-- Start of Supplied information --
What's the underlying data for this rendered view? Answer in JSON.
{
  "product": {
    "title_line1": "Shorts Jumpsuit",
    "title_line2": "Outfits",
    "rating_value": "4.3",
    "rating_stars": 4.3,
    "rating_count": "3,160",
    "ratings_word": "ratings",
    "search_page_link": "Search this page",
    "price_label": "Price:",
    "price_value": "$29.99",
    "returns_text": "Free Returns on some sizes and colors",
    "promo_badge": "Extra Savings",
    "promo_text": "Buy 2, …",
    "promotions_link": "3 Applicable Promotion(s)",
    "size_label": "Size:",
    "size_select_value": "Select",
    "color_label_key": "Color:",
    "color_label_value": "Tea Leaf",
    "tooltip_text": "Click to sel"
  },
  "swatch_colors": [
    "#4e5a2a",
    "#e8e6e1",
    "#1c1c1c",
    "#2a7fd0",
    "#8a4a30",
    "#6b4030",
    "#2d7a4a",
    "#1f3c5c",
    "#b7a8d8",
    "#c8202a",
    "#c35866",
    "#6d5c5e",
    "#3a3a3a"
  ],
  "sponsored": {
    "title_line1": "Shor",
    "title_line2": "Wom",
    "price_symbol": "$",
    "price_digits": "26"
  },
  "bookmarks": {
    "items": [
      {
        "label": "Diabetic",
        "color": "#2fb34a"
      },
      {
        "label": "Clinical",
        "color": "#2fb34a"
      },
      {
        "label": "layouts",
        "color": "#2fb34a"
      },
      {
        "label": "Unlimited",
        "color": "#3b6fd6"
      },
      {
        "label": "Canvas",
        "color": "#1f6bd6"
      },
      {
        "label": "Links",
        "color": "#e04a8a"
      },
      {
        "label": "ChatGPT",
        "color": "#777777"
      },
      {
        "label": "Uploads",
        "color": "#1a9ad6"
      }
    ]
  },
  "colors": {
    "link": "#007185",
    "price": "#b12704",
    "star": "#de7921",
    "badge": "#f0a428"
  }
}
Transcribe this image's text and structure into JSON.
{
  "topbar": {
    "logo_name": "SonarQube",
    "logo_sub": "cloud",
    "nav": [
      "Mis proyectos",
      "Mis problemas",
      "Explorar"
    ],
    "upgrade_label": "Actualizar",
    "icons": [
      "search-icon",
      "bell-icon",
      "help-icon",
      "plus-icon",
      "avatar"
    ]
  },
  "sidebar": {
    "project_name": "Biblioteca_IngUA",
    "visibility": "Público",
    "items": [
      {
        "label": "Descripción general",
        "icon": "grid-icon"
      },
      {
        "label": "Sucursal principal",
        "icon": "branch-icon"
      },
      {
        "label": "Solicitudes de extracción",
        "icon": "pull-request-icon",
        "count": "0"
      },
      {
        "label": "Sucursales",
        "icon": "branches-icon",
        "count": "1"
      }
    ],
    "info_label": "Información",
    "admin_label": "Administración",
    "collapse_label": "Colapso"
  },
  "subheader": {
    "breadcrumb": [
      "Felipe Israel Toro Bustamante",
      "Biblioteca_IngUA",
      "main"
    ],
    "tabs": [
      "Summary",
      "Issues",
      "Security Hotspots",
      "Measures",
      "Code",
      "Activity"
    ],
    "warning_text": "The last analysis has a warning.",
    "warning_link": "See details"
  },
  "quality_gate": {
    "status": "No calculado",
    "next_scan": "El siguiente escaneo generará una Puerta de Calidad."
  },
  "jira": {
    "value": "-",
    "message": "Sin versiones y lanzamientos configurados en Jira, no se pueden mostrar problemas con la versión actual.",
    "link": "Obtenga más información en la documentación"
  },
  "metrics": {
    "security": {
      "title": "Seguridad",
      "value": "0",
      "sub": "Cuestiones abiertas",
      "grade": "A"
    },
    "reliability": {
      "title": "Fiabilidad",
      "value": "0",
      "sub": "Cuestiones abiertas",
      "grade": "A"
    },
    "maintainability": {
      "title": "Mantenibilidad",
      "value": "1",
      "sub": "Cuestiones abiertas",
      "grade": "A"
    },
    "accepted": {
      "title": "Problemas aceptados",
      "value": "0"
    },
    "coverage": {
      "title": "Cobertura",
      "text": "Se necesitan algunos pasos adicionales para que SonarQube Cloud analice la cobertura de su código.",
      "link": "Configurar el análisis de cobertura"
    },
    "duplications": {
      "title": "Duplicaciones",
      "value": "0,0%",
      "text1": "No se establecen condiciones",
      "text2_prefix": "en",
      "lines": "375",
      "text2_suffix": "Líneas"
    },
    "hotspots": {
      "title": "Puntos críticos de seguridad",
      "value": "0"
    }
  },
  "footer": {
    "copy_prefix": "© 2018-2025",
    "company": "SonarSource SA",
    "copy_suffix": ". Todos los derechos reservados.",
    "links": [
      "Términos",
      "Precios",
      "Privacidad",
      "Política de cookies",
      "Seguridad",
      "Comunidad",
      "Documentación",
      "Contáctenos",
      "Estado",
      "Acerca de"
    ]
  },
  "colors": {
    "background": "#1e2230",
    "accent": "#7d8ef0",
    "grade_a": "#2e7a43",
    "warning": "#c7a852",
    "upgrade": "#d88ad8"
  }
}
-- End of Supplied information --
## Instructions for the task
Reproduce each record exactly, leaving nothing out.

## Result
What's the underlying data for this rendered view? Answer in JSON.
{
  "product": {
    "title_line1": "Shorts Jumpsuit",
    "title_line2": "Outfits",
    "rating_value": "4.3",
    "rating_stars": 4.3,
    "rating_count": "3,160",
    "ratings_word": "ratings",
    "search_page_link": "Search this page",
    "price_label": "Price:",
    "price_value": "$29.99",
    "returns_text": "Free Returns on some sizes and colors",
    "promo_badge": "Extra Savings",
    "promo_text": "Buy 2, …",
    "promotions_link": "3 Applicable Promotion(s)",
    "size_label": "Size:",
    "size_select_value": "Select",
    "color_label_key": "Color:",
    "color_label_value": "Tea Leaf",
    "tooltip_text": "Click to sel"
  },
  "swatch_colors": [
    "#4e5a2a",
    "#e8e6e1",
    "#1c1c1c",
    "#2a7fd0",
    "#8a4a30",
    "#6b4030",
    "#2d7a4a",
    "#1f3c5c",
    "#b7a8d8",
    "#c8202a",
    "#c35866",
    "#6d5c5e",
    "#3a3a3a"
  ],
  "sponsored": {
    "title_line1": "Shor",
    "title_line2": "Wom",
    "price_symbol": "$",
    "price_digits": "26"
  },
  "bookmarks": {
    "items": [
      {
        "label": "Diabetic",
        "color": "#2fb34a"
      },
      {
        "label": "Clinical",
        "color": "#2fb34a"
      },
      {
        "label": "layouts",
        "color": "#2fb34a"
      },
      {
        "label": "Unlimited",
        "color": "#3b6fd6"
      },
      {
        "label": "Canvas",
        "color": "#1f6bd6"
      },
      {
        "label": "Links",
        "color": "#e04a8a"
      },
      {
        "label": "ChatGPT",
        "color": "#777777"
      },
      {
        "label": "Uploads",
        "color": "#1a9ad6"
      }
    ]
  },
  "colors": {
    "link": "#007185",
    "price": "#b12704",
    "star": "#de7921",
    "badge": "#f0a428"
  }
}
Transcribe this image's text and structure into JSON.
{
  "topbar": {
    "logo_name": "SonarQube",
    "logo_sub": "cloud",
    "nav": [
      "Mis proyectos",
      "Mis problemas",
      "Explorar"
    ],
    "upgrade_label": "Actualizar",
    "icons": [
      "search-icon",
      "bell-icon",
      "help-icon",
      "plus-icon",
      "avatar"
    ]
  },
  "sidebar": {
    "project_name": "Biblioteca_IngUA",
    "visibility": "Público",
    "items": [
      {
        "label": "Descripción general",
        "icon": "grid-icon"
      },
      {
        "label": "Sucursal principal",
        "icon": "branch-icon"
      },
      {
        "label": "Solicitudes de extracción",
        "icon": "pull-request-icon",
        "count": "0"
      },
      {
        "label": "Sucursales",
        "icon": "branches-icon",
        "count": "1"
      }
    ],
    "info_label": "Información",
    "admin_label": "Administración",
    "collapse_label": "Colapso"
  },
  "subheader": {
    "breadcrumb": [
      "Felipe Israel Toro Bustamante",
      "Biblioteca_IngUA",
      "main"
    ],
    "tabs": [
      "Summary",
      "Issues",
      "Security Hotspots",
      "Measures",
      "Code",
      "Activity"
    ],
    "warning_text": "The last analysis has a warning.",
    "warning_link": "See details"
  },
  "quality_gate": {
    "status": "No calculado",
    "next_scan": "El siguiente escaneo generará una Puerta de Calidad."
  },
  "jira": {
    "value": "-",
    "message": "Sin versiones y lanzamientos configurados en Jira, no se pueden mostrar problemas con la versión actual.",
    "link": "Obtenga más información en la documentación"
  },
  "metrics": {
    "security": {
      "title": "Seguridad",
      "value": "0",
      "sub": "Cuestiones abiertas",
      "grade": "A"
    },
    "reliability": {
      "title": "Fiabilidad",
      "value": "0",
      "sub": "Cuestiones abiertas",
      "grade": "A"
    },
    "maintainability": {
      "title": "Mantenibilidad",
      "value": "1",
      "sub": "Cuestiones abiertas",
      "grade": "A"
    },
    "accepted": {
      "title": "Problemas aceptados",
      "value": "0"
    },
    "coverage": {
      "title": "Cobertura",
      "text": "Se necesitan algunos pasos adicionales para que SonarQube Cloud analice la cobertura de su código.",
      "link": "Configurar el análisis de cobertura"
    },
    "duplications": {
      "title": "Duplicaciones",
      "value": "0,0%",
      "text1": "No se establecen condiciones",
      "text2_prefix": "en",
      "lines": "375",
      "text2_suffix": "Líneas"
    },
    "hotspots": {
      "title": "Puntos críticos de seguridad",
      "value": "0"
    }
  },
  "footer": {
    "copy_prefix": "© 2018-2025",
    "company": "SonarSource SA",
    "copy_suffix": ". Todos los derechos reservados.",
    "links": [
      "Términos",
      "Precios",
      "Privacidad",
      "Política de cookies",
      "Seguridad",
      "Comunidad",
      "Documentación",
      "Contáctenos",
      "Estado",
      "Acerca de"
    ]
  },
  "colors": {
    "background": "#1e2230",
    "accent": "#7d8ef0",
    "grade_a": "#2e7a43",
    "warning": "#c7a852",
    "upgrade": "#d88ad8"
  }
}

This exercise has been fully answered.